Extracted entries:

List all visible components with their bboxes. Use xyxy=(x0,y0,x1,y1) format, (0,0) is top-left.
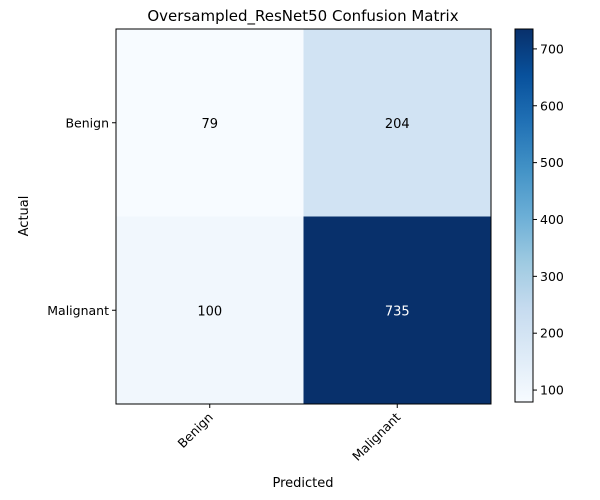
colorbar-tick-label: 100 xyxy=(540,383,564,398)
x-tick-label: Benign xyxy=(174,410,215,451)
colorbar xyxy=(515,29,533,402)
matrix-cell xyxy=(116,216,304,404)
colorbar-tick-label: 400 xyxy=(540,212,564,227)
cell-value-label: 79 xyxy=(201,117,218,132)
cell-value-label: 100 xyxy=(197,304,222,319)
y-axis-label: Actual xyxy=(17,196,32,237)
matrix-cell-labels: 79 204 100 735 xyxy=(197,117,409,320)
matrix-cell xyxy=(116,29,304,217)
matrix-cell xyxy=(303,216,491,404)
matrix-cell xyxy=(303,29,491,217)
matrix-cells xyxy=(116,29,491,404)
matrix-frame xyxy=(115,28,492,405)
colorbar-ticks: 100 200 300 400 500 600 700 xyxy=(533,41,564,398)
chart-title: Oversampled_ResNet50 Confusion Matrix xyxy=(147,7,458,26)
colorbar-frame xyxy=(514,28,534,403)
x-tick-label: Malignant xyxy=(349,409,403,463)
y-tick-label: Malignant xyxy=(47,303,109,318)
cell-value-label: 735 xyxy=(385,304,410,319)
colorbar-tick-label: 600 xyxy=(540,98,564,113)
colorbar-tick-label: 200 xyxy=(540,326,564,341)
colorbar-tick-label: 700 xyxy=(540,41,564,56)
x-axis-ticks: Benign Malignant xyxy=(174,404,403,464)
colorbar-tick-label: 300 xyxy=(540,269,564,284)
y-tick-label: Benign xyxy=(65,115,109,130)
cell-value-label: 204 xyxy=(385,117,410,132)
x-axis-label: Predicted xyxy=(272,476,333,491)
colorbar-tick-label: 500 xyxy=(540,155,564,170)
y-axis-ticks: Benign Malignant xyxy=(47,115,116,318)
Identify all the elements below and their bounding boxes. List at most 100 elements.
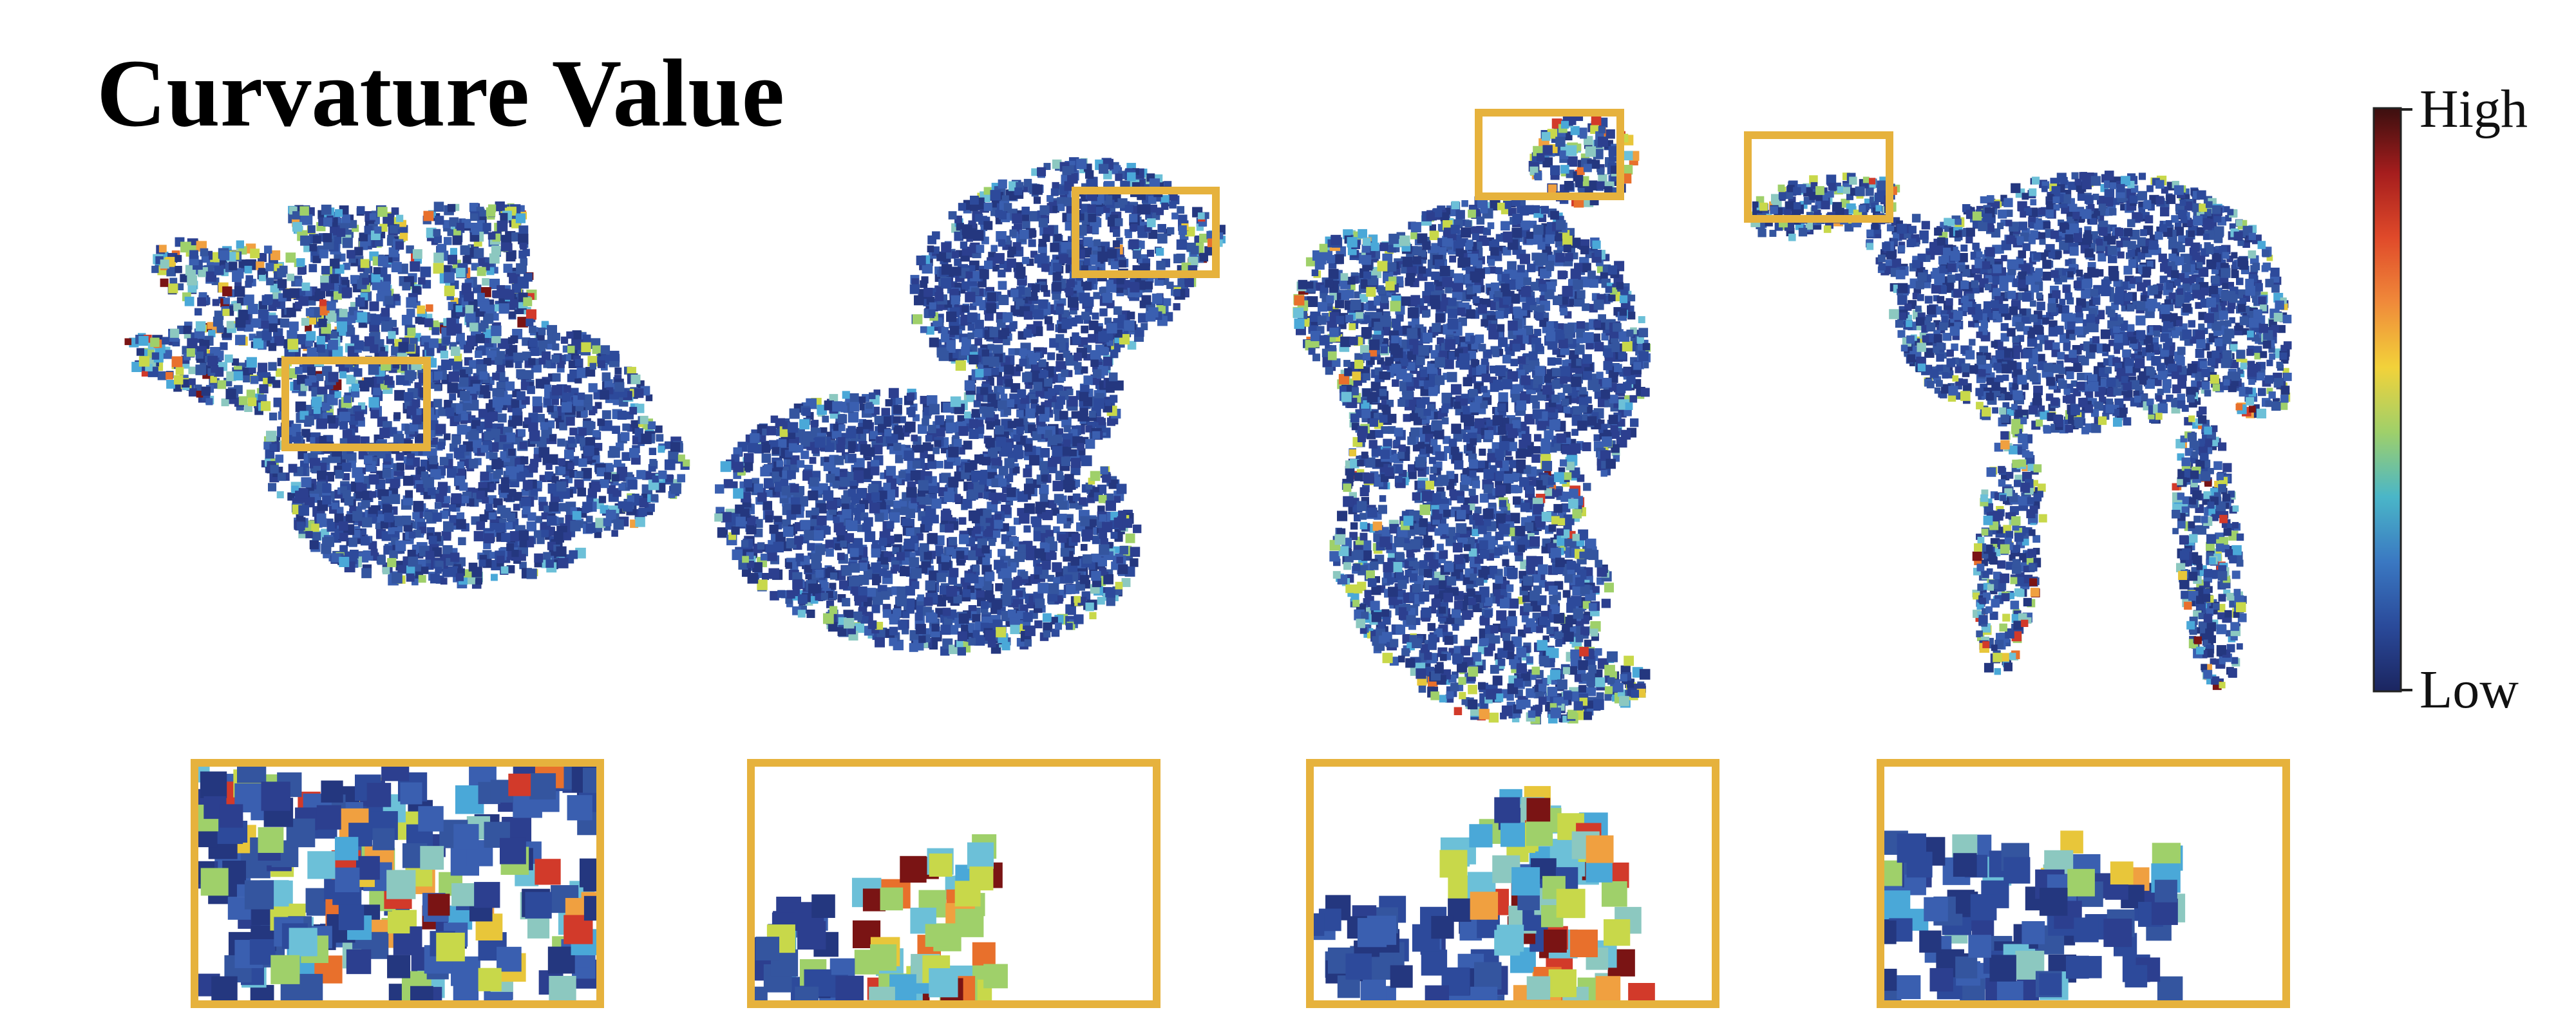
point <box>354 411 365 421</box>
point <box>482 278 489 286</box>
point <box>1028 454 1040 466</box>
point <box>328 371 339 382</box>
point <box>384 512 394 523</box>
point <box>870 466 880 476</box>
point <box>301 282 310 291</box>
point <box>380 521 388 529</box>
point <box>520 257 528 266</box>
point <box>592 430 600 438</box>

Short problem: Retype the stretch of the records from the line containing "point <box>354 411 365 421</box>" through the last line of the records, matching every character.

Full solution:
point <box>354 411 365 421</box>
point <box>482 278 489 286</box>
point <box>1028 454 1040 466</box>
point <box>328 371 339 382</box>
point <box>384 512 394 523</box>
point <box>870 466 880 476</box>
point <box>301 282 310 291</box>
point <box>380 521 388 529</box>
point <box>520 257 528 266</box>
point <box>592 430 600 438</box>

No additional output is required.